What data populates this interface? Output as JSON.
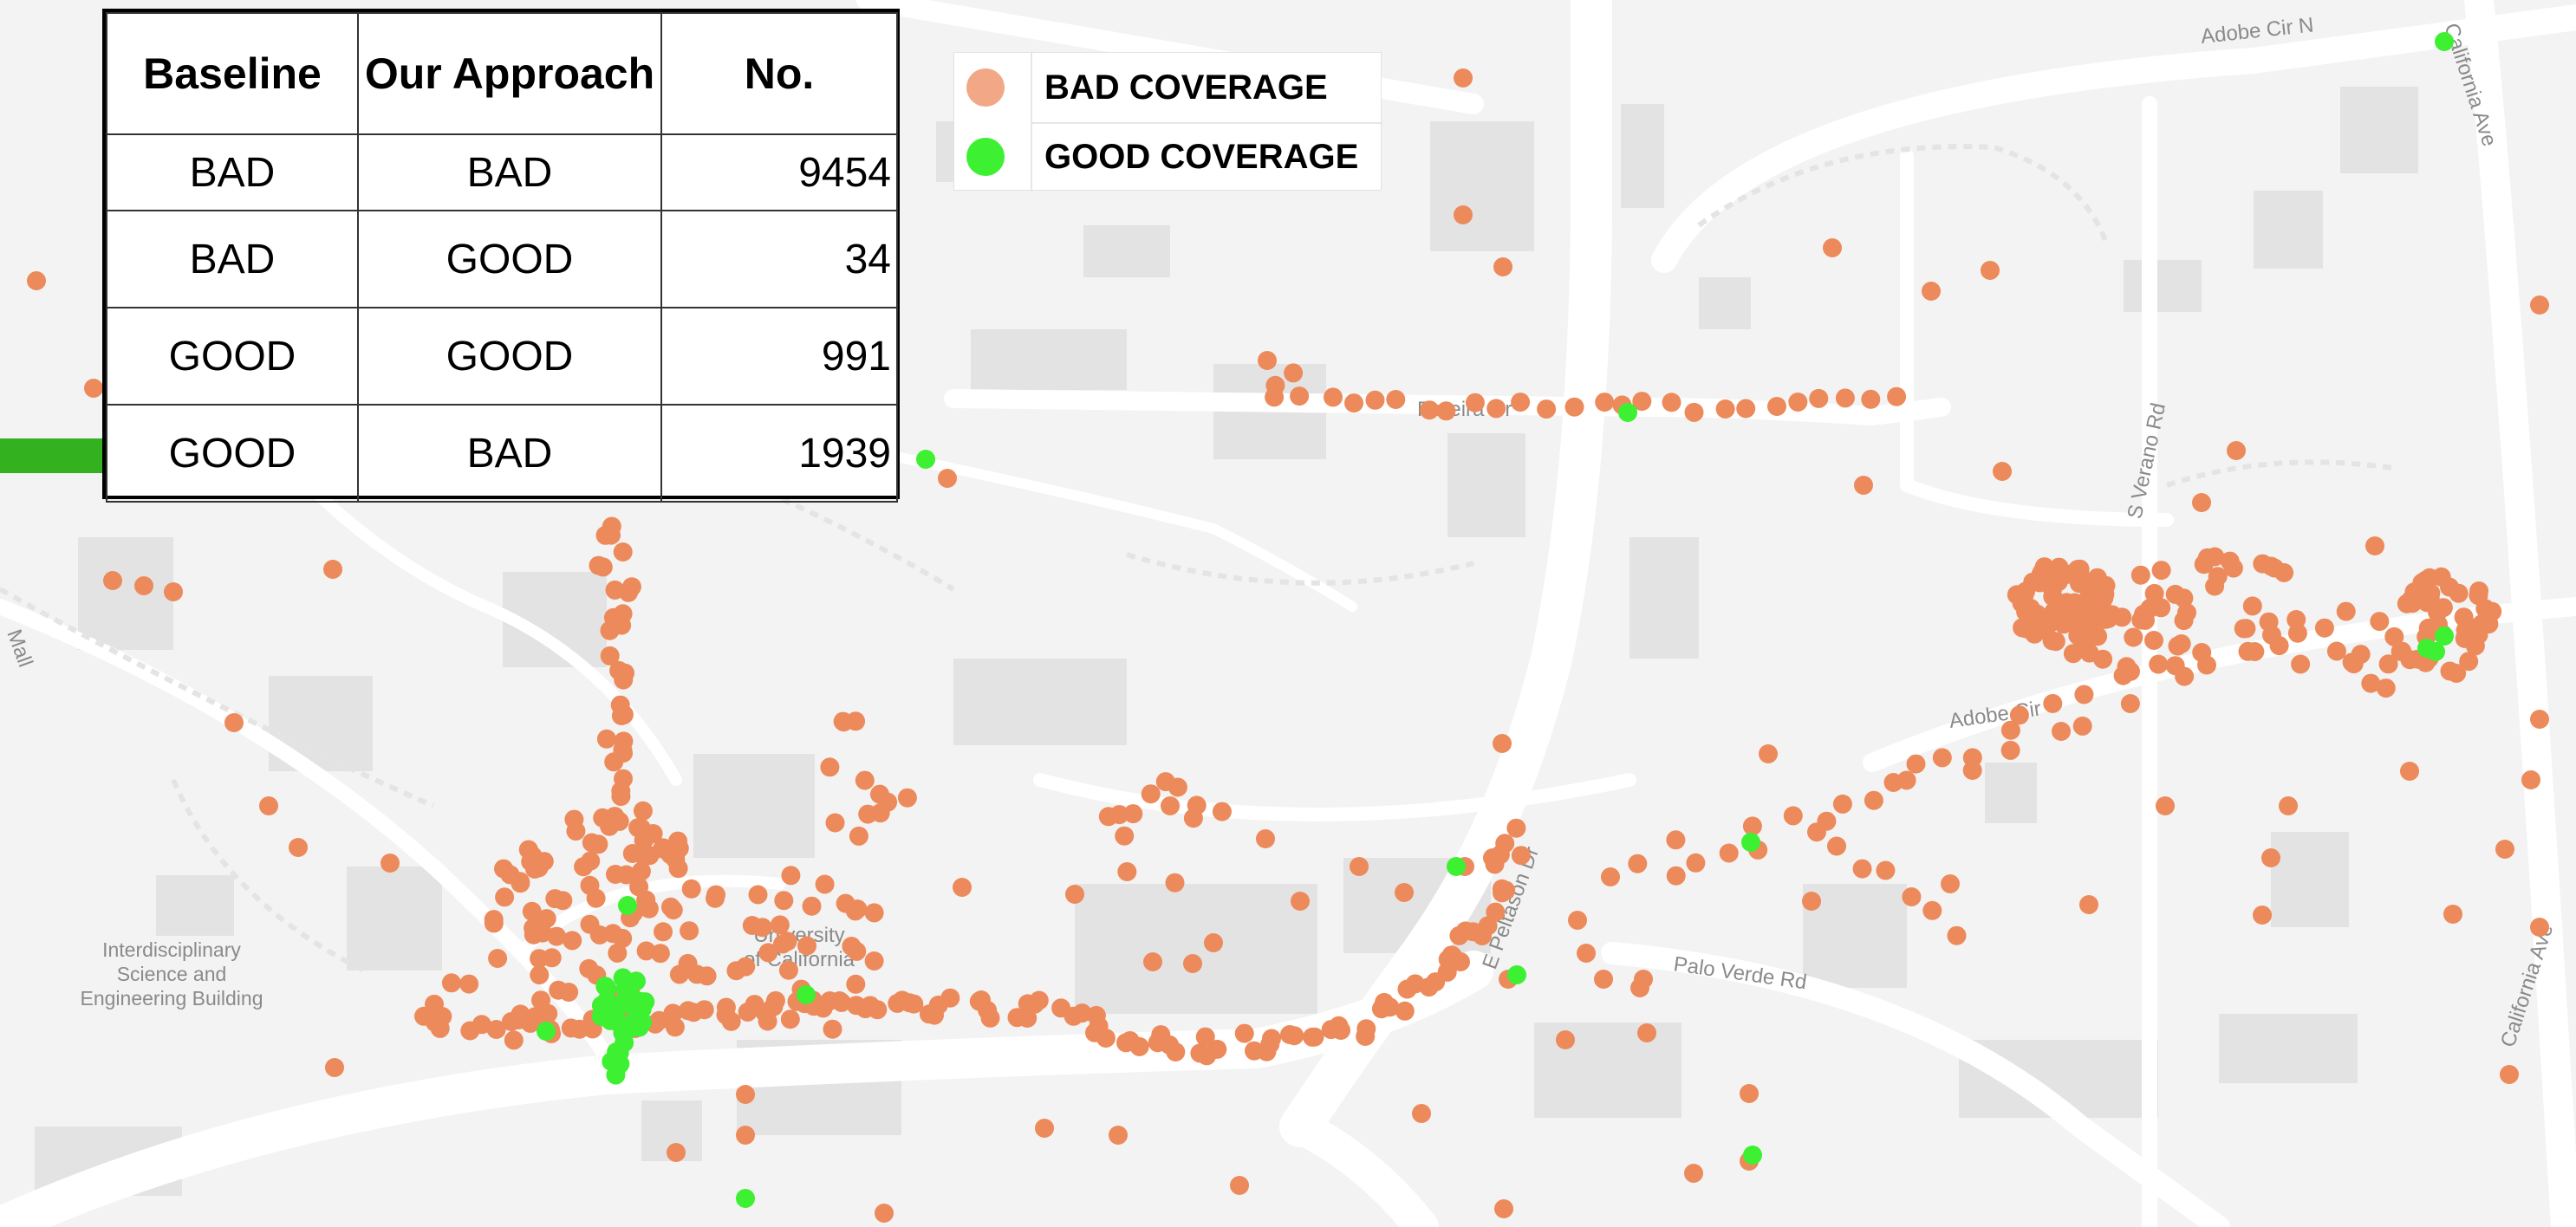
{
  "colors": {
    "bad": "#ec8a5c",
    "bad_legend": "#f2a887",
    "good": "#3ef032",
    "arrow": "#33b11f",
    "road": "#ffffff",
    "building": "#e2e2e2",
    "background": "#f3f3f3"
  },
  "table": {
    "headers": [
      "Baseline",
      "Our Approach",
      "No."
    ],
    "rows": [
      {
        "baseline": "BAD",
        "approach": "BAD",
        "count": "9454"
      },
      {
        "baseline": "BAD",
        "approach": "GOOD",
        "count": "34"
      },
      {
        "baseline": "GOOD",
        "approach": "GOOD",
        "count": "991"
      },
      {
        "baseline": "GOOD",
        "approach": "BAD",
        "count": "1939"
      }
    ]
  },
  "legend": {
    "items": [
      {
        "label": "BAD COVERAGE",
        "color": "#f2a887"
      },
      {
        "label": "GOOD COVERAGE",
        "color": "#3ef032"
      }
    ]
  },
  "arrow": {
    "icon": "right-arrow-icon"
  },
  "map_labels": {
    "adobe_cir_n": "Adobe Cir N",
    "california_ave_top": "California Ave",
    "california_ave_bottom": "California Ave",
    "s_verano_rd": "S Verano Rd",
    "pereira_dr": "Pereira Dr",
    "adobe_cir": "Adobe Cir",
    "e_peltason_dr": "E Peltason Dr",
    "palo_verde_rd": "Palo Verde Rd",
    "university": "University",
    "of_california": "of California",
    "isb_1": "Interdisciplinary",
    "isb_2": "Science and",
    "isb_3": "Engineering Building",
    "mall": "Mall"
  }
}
□ □ □ □ □ □ □
EXERCISE BRIEF
Copy out every line of the listing that contains the string "arrow".

ANSWER
    "arrow": "#33b11f",
  "arrow": {
    "icon": "right-arrow-icon"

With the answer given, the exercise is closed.